::: Provided records

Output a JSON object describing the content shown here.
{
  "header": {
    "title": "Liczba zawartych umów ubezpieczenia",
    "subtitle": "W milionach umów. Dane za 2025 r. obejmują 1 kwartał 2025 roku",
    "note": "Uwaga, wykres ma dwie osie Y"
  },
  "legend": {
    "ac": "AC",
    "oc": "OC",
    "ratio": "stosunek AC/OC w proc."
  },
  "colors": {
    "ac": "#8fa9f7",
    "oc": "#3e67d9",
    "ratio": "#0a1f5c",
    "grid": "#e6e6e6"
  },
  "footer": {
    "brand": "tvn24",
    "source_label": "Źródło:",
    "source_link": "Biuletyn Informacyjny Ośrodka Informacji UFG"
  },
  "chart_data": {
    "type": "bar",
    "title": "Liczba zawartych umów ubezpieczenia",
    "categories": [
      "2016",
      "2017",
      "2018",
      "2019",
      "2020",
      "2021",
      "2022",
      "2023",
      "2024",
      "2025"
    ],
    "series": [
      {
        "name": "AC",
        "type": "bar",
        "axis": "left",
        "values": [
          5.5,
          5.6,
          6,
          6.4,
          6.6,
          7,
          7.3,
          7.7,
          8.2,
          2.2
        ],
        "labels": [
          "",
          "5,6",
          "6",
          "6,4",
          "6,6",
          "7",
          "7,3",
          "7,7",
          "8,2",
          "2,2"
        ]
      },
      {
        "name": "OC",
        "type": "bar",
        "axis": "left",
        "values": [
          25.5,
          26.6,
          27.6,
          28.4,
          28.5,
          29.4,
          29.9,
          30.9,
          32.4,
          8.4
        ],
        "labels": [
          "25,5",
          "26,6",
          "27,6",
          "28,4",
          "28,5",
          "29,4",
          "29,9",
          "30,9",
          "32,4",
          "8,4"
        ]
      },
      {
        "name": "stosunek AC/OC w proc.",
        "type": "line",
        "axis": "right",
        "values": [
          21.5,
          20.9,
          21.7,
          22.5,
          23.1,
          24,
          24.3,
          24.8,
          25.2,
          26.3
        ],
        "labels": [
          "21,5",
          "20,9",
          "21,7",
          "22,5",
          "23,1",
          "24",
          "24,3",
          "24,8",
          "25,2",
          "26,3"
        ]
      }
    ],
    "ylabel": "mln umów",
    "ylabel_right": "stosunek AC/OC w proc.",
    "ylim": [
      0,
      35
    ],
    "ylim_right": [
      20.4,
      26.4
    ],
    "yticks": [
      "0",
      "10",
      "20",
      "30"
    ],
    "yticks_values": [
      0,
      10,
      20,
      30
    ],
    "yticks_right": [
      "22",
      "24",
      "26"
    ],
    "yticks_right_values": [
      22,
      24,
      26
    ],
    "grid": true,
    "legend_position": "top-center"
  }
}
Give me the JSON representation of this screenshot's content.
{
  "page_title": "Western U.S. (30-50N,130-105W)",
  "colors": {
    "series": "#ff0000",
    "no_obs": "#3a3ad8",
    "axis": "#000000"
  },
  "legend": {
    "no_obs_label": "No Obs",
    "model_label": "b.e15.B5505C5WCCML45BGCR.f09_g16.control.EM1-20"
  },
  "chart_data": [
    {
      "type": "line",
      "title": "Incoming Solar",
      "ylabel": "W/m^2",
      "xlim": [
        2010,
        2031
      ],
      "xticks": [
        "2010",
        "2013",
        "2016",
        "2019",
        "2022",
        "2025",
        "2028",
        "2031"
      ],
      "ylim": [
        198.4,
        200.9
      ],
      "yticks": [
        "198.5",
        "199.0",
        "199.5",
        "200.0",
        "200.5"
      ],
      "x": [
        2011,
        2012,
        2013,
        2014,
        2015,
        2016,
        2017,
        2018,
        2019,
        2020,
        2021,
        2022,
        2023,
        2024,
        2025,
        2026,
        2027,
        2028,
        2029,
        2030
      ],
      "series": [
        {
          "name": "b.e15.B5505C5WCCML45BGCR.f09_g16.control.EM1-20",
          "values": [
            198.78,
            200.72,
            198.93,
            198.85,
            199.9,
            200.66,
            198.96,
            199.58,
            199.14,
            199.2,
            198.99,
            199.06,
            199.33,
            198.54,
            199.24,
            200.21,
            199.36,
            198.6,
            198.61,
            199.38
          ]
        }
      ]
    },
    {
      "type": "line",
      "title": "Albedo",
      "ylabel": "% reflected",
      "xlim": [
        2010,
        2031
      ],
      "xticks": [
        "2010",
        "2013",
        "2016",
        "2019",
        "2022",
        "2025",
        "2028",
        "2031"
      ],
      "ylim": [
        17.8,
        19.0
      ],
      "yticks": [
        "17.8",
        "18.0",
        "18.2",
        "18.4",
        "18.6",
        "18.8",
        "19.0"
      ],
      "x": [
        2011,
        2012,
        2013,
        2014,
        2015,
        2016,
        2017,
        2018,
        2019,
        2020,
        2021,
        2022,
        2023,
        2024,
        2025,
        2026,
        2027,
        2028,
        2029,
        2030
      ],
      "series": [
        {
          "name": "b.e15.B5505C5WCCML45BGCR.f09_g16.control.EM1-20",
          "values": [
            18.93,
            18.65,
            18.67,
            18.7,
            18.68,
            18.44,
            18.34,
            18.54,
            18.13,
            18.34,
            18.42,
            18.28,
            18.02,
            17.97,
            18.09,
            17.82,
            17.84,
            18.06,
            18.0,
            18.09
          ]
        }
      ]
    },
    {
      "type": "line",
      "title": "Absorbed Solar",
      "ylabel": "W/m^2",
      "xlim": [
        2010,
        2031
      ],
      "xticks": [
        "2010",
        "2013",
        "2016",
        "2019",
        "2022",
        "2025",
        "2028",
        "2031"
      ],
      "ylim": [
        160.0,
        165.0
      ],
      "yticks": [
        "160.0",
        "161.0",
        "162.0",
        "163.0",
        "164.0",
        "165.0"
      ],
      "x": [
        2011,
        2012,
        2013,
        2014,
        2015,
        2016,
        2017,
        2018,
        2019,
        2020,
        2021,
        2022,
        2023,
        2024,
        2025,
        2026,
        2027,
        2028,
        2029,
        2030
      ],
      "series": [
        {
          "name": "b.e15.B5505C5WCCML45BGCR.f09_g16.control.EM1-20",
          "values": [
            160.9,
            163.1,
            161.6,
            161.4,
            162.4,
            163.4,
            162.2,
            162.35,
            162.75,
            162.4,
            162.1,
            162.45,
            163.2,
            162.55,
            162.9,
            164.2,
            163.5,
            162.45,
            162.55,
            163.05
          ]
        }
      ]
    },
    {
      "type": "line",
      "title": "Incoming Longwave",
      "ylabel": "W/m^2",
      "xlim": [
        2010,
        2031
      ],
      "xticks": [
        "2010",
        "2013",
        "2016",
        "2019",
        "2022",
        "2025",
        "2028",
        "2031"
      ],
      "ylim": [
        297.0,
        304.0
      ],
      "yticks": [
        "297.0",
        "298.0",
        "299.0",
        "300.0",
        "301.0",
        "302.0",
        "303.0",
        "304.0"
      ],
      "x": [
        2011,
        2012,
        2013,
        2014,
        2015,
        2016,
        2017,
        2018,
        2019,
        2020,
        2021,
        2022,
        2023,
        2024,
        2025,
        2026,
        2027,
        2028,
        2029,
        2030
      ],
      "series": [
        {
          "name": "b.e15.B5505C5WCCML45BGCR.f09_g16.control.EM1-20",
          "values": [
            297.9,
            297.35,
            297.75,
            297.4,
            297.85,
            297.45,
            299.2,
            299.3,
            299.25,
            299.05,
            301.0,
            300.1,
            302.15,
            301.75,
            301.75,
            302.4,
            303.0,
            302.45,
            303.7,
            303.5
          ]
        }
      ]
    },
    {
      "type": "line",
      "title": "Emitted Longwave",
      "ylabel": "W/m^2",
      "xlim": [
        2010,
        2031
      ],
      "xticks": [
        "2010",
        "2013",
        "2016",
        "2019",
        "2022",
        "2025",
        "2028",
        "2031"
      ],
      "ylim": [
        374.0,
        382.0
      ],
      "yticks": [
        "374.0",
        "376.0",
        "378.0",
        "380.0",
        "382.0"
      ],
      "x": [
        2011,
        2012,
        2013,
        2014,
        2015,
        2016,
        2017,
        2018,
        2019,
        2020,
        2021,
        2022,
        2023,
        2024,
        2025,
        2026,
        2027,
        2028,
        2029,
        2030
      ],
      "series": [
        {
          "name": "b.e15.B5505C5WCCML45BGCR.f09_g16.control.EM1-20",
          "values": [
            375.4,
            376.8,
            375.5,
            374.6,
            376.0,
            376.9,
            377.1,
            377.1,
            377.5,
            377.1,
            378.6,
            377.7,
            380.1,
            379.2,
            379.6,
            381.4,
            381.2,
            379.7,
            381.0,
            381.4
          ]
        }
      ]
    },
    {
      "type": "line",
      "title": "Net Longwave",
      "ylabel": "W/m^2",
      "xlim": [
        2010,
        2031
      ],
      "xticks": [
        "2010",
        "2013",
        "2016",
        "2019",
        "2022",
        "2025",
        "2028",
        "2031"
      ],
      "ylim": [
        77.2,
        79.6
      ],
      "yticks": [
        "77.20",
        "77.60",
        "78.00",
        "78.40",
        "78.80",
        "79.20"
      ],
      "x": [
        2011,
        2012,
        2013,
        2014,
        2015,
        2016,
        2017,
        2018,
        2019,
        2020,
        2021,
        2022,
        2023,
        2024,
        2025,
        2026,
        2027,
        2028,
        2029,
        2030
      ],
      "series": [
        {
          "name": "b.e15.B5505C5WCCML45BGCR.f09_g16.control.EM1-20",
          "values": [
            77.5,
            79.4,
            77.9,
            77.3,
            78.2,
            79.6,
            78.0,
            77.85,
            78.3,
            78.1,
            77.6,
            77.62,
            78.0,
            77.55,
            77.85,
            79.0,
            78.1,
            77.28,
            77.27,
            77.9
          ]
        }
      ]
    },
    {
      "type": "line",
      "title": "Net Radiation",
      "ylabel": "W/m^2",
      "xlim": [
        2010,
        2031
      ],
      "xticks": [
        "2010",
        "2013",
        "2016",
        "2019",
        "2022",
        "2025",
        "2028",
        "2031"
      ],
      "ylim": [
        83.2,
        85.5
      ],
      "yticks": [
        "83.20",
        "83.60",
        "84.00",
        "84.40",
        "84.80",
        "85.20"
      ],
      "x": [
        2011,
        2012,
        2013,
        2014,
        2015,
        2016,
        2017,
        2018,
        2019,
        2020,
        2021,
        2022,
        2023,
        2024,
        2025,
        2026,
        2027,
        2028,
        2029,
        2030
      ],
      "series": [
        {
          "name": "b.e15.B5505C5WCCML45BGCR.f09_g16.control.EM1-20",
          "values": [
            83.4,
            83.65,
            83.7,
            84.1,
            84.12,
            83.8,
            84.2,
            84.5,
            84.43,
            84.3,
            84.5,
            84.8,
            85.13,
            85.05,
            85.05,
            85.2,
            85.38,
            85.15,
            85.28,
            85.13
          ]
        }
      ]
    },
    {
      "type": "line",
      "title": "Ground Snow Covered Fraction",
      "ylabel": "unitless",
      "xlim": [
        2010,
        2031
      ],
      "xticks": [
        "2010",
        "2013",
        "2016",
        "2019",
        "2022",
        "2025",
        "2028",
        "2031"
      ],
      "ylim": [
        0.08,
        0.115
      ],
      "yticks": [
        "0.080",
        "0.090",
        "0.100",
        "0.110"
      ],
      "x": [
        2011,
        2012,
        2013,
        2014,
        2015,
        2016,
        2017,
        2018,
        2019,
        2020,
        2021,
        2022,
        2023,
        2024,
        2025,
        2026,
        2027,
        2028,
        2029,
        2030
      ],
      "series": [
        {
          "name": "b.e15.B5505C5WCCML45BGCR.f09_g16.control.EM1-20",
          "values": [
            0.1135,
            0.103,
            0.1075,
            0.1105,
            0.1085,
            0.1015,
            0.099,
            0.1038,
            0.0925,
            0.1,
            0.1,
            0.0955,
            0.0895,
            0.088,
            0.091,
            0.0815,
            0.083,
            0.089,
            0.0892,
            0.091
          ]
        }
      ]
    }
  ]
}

::::::

### The request:
Search the records for the string "umów" and return every line in which it occurs.

### Exercise output:
    "title": "Liczba zawartych umów ubezpieczenia",
    "subtitle": "W milionach umów. Dane za 2025 r. obejmują 1 kwartał 2025 roku",
    "title": "Liczba zawartych umów ubezpieczenia",
    "ylabel": "mln umów",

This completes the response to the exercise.